==== RECORDS FOR THE EXERCISE ====
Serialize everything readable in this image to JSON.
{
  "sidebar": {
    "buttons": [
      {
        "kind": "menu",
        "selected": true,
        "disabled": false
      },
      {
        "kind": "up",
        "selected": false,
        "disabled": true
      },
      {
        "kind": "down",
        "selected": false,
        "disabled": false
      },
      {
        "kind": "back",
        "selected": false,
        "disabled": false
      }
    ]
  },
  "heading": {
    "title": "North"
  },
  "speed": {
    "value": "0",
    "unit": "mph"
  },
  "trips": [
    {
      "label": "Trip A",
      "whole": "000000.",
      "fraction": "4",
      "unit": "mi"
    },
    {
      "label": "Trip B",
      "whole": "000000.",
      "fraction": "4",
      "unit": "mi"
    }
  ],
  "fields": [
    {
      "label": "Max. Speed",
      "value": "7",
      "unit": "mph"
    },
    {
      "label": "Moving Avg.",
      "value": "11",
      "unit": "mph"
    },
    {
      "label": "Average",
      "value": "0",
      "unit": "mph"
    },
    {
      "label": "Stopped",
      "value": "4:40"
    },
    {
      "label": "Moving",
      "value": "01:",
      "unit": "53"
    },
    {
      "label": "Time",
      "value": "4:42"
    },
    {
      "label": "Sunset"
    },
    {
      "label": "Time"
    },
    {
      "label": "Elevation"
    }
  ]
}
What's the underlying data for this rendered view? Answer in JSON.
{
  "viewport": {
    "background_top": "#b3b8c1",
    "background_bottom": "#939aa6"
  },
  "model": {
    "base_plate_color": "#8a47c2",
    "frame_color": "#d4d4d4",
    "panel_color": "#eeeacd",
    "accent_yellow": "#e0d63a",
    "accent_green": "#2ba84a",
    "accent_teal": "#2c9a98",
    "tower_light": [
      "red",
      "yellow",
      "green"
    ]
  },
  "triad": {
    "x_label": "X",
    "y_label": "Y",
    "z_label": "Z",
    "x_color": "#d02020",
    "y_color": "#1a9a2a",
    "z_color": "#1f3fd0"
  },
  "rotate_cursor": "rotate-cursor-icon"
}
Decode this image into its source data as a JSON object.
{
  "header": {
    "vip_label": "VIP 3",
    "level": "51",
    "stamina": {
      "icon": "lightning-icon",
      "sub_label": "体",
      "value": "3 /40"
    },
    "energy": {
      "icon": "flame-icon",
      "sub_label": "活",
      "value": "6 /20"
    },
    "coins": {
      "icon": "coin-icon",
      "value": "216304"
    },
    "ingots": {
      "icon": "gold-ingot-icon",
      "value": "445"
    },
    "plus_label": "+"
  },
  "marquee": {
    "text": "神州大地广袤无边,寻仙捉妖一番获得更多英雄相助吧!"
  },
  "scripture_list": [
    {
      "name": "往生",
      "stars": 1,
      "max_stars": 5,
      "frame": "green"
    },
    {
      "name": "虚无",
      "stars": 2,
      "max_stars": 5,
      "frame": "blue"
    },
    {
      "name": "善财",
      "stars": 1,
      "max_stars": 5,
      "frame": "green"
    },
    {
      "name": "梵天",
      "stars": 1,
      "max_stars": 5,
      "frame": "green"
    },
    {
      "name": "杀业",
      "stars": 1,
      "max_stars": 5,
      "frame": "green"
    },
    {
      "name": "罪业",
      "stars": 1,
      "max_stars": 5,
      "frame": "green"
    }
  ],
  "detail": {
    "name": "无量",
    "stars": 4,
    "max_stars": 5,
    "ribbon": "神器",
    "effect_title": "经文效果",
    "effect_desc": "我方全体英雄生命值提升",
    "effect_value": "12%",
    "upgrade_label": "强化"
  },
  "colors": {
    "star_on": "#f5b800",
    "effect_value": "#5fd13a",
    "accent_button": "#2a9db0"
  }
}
====
▸ PROBLEM
Copy out the full listing exactly.

▸ SOLUTION BELOW
Serialize everything readable in this image to JSON.
{
  "sidebar": {
    "buttons": [
      {
        "kind": "menu",
        "selected": true,
        "disabled": false
      },
      {
        "kind": "up",
        "selected": false,
        "disabled": true
      },
      {
        "kind": "down",
        "selected": false,
        "disabled": false
      },
      {
        "kind": "back",
        "selected": false,
        "disabled": false
      }
    ]
  },
  "heading": {
    "title": "North"
  },
  "speed": {
    "value": "0",
    "unit": "mph"
  },
  "trips": [
    {
      "label": "Trip A",
      "whole": "000000.",
      "fraction": "4",
      "unit": "mi"
    },
    {
      "label": "Trip B",
      "whole": "000000.",
      "fraction": "4",
      "unit": "mi"
    }
  ],
  "fields": [
    {
      "label": "Max. Speed",
      "value": "7",
      "unit": "mph"
    },
    {
      "label": "Moving Avg.",
      "value": "11",
      "unit": "mph"
    },
    {
      "label": "Average",
      "value": "0",
      "unit": "mph"
    },
    {
      "label": "Stopped",
      "value": "4:40"
    },
    {
      "label": "Moving",
      "value": "01:",
      "unit": "53"
    },
    {
      "label": "Time",
      "value": "4:42"
    },
    {
      "label": "Sunset"
    },
    {
      "label": "Time"
    },
    {
      "label": "Elevation"
    }
  ]
}
What's the underlying data for this rendered view? Answer in JSON.
{
  "viewport": {
    "background_top": "#b3b8c1",
    "background_bottom": "#939aa6"
  },
  "model": {
    "base_plate_color": "#8a47c2",
    "frame_color": "#d4d4d4",
    "panel_color": "#eeeacd",
    "accent_yellow": "#e0d63a",
    "accent_green": "#2ba84a",
    "accent_teal": "#2c9a98",
    "tower_light": [
      "red",
      "yellow",
      "green"
    ]
  },
  "triad": {
    "x_label": "X",
    "y_label": "Y",
    "z_label": "Z",
    "x_color": "#d02020",
    "y_color": "#1a9a2a",
    "z_color": "#1f3fd0"
  },
  "rotate_cursor": "rotate-cursor-icon"
}
Decode this image into its source data as a JSON object.
{
  "header": {
    "vip_label": "VIP 3",
    "level": "51",
    "stamina": {
      "icon": "lightning-icon",
      "sub_label": "体",
      "value": "3 /40"
    },
    "energy": {
      "icon": "flame-icon",
      "sub_label": "活",
      "value": "6 /20"
    },
    "coins": {
      "icon": "coin-icon",
      "value": "216304"
    },
    "ingots": {
      "icon": "gold-ingot-icon",
      "value": "445"
    },
    "plus_label": "+"
  },
  "marquee": {
    "text": "神州大地广袤无边,寻仙捉妖一番获得更多英雄相助吧!"
  },
  "scripture_list": [
    {
      "name": "往生",
      "stars": 1,
      "max_stars": 5,
      "frame": "green"
    },
    {
      "name": "虚无",
      "stars": 2,
      "max_stars": 5,
      "frame": "blue"
    },
    {
      "name": "善财",
      "stars": 1,
      "max_stars": 5,
      "frame": "green"
    },
    {
      "name": "梵天",
      "stars": 1,
      "max_stars": 5,
      "frame": "green"
    },
    {
      "name": "杀业",
      "stars": 1,
      "max_stars": 5,
      "frame": "green"
    },
    {
      "name": "罪业",
      "stars": 1,
      "max_stars": 5,
      "frame": "green"
    }
  ],
  "detail": {
    "name": "无量",
    "stars": 4,
    "max_stars": 5,
    "ribbon": "神器",
    "effect_title": "经文效果",
    "effect_desc": "我方全体英雄生命值提升",
    "effect_value": "12%",
    "upgrade_label": "强化"
  },
  "colors": {
    "star_on": "#f5b800",
    "effect_value": "#5fd13a",
    "accent_button": "#2a9db0"
  }
}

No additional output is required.